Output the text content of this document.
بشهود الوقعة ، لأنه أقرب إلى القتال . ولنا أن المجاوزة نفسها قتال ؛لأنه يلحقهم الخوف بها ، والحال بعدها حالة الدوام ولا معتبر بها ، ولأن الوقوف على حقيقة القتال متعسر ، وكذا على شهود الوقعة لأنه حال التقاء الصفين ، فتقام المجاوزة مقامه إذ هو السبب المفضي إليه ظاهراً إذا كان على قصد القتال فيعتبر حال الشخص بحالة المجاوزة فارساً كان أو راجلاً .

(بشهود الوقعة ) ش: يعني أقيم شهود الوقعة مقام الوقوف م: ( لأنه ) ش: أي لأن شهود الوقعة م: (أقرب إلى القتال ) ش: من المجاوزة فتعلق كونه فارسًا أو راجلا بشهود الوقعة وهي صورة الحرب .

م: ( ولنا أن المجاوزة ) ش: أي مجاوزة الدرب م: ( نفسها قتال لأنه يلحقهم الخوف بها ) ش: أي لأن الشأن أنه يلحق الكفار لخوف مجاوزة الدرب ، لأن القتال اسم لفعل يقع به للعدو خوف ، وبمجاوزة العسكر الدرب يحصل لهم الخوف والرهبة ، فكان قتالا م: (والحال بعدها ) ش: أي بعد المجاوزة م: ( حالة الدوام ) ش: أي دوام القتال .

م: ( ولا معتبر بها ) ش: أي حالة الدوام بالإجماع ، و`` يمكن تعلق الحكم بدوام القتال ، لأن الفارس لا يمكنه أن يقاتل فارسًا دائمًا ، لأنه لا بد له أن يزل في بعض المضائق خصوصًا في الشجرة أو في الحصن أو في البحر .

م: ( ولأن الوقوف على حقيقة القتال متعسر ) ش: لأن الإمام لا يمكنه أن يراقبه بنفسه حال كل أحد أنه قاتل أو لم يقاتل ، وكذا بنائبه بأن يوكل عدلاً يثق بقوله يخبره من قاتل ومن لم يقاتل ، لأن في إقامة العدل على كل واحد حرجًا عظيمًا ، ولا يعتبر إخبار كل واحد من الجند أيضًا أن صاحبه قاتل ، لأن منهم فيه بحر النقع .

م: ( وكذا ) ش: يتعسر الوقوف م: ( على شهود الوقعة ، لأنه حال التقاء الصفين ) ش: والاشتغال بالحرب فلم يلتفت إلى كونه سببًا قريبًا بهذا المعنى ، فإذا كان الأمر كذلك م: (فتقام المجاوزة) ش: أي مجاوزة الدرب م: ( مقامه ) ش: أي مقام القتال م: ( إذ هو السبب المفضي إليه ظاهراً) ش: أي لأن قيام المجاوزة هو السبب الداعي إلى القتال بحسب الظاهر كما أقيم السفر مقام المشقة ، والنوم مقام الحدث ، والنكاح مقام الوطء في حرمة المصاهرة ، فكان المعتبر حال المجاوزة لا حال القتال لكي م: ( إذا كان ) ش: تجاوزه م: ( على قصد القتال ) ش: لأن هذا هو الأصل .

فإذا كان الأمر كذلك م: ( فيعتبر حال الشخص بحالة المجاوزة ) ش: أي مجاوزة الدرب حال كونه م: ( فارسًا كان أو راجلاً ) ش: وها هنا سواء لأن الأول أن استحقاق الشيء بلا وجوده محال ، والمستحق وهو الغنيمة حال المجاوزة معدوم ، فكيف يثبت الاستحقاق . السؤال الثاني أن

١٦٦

Instruction:
Examine the listing and say how many of its lines contain the string "فإذا". Give the number alone.

Complete output:
2